Extract to read:

What does all of this mean?
Stock options are basically a positive-expected-value lottery ticket. The expected value of your 4-year grant might be 2x-3x of its initial value, but with huge variance. If you work at 10 good VC-backed startups over 25 years, chances are that the options from 1-2 companies will be worth a lot, the options from 2-3 companies will be worth a little, and the remaining options won’t be worth anything. Overall, if you’re going to join a startup to work for the money, you’re probably making a mistake — wall street or Google or Facebook are likely better options.
So why work at a startup?
The culture at a good startup is often way better that at a big company: there’s less bureaucracy, more fun, more intimate relationships, and a great sense of shared purpose.
If you like autonomy, startups are way better than big companies.
If you want to find out what you’re able to do by being challenged outside of your comfort zone, then startups are great. If you want to be valued for what you’ve already proven you can do well and don’t want to leave your comfort zone, then big companies are great.
If you want to feel like you have a huge impact on your company and your company’s customers, startups are great. If you like security and stability and the chance to impact a lot of customers a little bit, then big companies are great.
There’s no right or wrong answer here, and I hope this post makes the financial side a little bit less of a mystery.
Addendum (huge h/t to Andrew Chen for these suggestions.)
In acquihires, the acquisition is usually structured so that common stock is worth very little or nothing, but employees who are joining the acquiring company get good (or great) retention packages.

(Dataset entries)
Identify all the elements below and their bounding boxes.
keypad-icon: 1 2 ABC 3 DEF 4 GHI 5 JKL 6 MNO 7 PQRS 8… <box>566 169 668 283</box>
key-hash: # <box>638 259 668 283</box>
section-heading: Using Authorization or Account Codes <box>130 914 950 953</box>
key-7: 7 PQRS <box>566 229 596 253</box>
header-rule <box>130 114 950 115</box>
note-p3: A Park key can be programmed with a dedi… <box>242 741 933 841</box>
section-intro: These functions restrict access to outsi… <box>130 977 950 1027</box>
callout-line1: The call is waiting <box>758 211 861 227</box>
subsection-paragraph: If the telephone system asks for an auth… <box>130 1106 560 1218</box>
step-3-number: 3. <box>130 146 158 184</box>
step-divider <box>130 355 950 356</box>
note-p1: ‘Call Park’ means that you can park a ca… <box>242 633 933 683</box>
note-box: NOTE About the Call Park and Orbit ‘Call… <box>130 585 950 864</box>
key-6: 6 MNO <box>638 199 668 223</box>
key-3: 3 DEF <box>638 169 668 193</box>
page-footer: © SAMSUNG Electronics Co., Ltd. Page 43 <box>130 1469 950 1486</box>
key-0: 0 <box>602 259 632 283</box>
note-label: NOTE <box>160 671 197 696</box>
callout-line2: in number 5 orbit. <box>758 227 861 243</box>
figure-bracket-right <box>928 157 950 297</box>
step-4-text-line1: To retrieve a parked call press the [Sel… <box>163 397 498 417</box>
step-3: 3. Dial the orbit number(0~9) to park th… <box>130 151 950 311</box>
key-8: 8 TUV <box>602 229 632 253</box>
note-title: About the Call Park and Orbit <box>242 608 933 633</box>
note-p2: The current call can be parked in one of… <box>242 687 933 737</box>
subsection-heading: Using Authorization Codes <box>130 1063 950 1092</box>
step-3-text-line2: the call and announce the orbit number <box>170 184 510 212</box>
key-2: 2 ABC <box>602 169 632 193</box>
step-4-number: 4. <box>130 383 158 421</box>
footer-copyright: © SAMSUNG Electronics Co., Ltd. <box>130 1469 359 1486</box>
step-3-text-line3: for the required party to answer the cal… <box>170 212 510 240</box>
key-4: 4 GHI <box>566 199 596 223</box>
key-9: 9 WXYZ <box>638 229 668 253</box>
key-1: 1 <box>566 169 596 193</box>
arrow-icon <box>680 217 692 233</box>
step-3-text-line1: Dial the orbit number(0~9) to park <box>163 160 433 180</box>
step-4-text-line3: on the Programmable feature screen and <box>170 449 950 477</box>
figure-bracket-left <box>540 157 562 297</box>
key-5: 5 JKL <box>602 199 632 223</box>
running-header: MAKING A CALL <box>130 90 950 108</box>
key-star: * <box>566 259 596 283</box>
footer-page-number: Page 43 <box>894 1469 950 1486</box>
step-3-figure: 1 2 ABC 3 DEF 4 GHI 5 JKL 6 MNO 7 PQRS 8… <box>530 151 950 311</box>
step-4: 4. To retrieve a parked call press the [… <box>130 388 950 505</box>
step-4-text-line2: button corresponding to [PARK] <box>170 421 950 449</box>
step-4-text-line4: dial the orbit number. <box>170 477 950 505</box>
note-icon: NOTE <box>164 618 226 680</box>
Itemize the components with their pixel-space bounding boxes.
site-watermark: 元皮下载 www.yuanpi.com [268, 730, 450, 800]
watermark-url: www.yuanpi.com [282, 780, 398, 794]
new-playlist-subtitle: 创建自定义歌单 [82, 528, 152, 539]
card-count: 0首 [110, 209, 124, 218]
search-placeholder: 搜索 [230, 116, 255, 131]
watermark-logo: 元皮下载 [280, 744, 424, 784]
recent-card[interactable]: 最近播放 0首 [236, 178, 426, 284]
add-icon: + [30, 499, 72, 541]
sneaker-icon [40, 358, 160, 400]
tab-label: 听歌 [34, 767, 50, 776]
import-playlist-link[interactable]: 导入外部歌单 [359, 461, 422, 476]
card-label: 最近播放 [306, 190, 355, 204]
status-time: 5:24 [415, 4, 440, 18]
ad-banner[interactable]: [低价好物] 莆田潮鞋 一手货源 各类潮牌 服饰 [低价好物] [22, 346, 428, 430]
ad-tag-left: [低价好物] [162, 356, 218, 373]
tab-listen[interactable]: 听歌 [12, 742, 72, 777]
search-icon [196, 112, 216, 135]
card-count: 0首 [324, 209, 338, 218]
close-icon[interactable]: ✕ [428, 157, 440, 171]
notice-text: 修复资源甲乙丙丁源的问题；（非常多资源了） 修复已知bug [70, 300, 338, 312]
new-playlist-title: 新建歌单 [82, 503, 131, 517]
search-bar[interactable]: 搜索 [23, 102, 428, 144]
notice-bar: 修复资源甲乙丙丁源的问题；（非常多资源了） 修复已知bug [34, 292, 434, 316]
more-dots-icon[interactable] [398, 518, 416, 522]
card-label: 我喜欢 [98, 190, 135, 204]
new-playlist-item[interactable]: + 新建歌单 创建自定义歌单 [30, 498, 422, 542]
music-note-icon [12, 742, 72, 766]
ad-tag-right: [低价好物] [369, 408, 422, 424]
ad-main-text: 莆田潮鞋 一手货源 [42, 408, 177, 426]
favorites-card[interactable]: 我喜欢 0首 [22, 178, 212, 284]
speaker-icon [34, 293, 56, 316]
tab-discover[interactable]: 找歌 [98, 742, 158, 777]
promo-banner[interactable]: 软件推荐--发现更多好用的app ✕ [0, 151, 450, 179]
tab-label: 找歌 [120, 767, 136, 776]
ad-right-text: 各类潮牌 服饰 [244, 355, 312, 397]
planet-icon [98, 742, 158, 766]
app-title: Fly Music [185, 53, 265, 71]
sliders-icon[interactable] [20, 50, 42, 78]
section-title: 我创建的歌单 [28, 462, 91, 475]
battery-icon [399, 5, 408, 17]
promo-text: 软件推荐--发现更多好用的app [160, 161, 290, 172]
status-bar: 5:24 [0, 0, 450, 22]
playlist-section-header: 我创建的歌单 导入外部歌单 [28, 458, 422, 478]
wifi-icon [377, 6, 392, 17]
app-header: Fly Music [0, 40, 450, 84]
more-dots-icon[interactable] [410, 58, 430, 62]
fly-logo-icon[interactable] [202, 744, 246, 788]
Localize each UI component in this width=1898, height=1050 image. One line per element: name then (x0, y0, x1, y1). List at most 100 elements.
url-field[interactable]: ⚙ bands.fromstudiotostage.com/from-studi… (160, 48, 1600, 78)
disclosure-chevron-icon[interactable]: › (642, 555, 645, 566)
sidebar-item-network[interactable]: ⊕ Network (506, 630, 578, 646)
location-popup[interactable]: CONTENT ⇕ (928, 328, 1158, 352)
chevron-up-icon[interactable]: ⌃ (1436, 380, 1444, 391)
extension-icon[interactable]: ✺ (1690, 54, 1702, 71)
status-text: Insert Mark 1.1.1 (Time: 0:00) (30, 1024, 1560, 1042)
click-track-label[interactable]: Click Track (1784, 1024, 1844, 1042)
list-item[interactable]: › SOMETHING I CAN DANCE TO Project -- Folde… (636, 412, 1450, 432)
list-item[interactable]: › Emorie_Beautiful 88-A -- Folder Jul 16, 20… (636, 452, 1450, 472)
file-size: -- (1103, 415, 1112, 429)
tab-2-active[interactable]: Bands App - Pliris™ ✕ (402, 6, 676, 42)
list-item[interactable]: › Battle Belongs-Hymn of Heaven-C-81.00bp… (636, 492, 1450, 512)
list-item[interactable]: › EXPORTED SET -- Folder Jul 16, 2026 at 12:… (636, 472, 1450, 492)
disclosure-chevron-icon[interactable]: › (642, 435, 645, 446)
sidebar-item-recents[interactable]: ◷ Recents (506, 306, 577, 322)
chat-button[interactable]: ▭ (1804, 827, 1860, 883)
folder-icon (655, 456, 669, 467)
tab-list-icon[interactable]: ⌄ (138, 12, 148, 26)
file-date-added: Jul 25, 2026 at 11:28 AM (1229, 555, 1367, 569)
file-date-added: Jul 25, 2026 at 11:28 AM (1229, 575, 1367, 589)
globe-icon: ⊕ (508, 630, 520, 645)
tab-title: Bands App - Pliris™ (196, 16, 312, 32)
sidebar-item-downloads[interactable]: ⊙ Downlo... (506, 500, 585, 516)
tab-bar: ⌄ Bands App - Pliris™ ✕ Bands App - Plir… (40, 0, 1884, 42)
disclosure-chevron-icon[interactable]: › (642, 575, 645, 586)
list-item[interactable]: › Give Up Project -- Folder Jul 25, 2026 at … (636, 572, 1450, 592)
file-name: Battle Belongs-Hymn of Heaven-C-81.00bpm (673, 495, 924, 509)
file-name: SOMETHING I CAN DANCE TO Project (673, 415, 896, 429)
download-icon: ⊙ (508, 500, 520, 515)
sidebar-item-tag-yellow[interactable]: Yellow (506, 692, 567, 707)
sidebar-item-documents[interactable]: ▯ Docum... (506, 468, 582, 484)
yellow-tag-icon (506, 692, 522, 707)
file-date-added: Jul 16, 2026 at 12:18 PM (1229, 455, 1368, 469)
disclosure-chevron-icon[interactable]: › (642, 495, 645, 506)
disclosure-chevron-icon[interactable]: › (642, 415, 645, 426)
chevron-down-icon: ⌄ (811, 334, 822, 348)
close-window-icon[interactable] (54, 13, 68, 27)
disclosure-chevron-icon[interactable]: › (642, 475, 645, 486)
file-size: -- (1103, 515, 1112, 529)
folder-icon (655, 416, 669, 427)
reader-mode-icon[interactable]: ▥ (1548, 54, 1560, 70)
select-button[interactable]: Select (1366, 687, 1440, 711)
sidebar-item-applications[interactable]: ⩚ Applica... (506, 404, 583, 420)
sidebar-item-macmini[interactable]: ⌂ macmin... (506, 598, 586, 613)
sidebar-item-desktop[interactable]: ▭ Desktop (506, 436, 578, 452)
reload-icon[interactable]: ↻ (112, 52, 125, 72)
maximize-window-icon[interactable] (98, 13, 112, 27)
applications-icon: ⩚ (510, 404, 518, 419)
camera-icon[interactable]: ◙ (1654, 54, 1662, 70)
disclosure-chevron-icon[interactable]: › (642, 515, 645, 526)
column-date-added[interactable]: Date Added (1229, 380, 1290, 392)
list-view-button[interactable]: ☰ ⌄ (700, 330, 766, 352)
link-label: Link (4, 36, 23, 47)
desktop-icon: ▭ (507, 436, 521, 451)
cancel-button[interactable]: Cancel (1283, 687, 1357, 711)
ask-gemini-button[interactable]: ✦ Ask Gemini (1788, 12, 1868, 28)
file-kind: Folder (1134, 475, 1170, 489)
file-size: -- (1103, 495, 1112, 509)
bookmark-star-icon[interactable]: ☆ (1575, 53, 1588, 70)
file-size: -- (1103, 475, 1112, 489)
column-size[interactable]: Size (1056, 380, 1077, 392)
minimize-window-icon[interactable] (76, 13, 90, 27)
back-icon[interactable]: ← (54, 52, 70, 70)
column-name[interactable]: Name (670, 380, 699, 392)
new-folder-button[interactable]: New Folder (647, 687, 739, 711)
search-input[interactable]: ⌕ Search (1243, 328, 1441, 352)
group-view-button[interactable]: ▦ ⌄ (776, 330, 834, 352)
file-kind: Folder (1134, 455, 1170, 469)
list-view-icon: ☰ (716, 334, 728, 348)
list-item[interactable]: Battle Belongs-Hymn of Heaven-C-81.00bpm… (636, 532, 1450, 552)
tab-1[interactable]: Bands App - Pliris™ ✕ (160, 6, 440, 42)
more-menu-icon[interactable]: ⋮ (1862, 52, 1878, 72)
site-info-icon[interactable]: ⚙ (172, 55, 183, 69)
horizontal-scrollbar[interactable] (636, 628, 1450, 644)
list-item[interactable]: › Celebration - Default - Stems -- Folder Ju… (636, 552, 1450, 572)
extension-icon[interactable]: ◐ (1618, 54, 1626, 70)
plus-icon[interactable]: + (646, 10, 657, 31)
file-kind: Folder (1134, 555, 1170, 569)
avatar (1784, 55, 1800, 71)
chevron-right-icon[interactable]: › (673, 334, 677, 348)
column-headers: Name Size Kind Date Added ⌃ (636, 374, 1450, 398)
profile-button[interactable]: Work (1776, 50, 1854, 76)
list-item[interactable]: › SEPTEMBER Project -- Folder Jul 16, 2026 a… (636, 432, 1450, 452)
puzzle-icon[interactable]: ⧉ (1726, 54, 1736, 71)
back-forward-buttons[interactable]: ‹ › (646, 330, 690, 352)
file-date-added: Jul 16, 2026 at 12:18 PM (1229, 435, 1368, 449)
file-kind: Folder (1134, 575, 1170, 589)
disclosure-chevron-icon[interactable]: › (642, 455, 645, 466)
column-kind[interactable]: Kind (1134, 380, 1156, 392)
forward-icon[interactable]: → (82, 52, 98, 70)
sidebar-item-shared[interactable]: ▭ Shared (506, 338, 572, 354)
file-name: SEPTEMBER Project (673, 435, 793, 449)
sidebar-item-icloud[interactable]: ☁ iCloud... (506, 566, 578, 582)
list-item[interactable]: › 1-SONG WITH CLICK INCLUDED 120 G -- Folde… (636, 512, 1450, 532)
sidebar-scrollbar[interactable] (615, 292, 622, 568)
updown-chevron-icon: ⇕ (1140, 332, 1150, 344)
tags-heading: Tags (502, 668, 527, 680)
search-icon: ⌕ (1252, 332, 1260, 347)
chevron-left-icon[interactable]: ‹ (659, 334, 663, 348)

Work instruction 1:
Translate this sentence from the text on startup stock options into Spanish: "If you like autonomy, startups are way better than big companies."
Work instruction 2:
Please pick up the text on startup stock options after its final sentence and carry it on.

Answer box 1:
Si te gusta la autonomía, las startups son mucho mejores que las grandes empresas.

Answer box 2:
Typical dilution is 20-25% during seed, Series A, and Series B rounds, and then drops to 10% or less for larger growth rounds. So 3% just before the seed round might be worth 2.4% after the seed round, 1.8% after a Series A, 1.4% after a Series B, and 1.2% after Series C and D. This might sound like a lot of dilution – and it is! – but 3% of a seed stage company valued at $3m is much less money than 1.2% of a Series D company valued at $500m.
It’s rare to stay at a company for more than 2-3 years, but options typically have to be exercised and converted into stock within a few months of leaving a job. This can be cost prohibitive, especially if a company is doing extremely well. This creates a dynamic where you’re either stuck at a company until they exit, or you can try to sell your equity on secondary markets like SharesPost or EquityZen. Some more progressive companies, like Pinterest, give employees more opportunities to exercise and sell options before an exit. Early exercising when you first join a company can address this problem, but has its own pros and cons. (I want to reiterate: I’m definitely not a financial advisor and I’m not recommending any specific course of action.)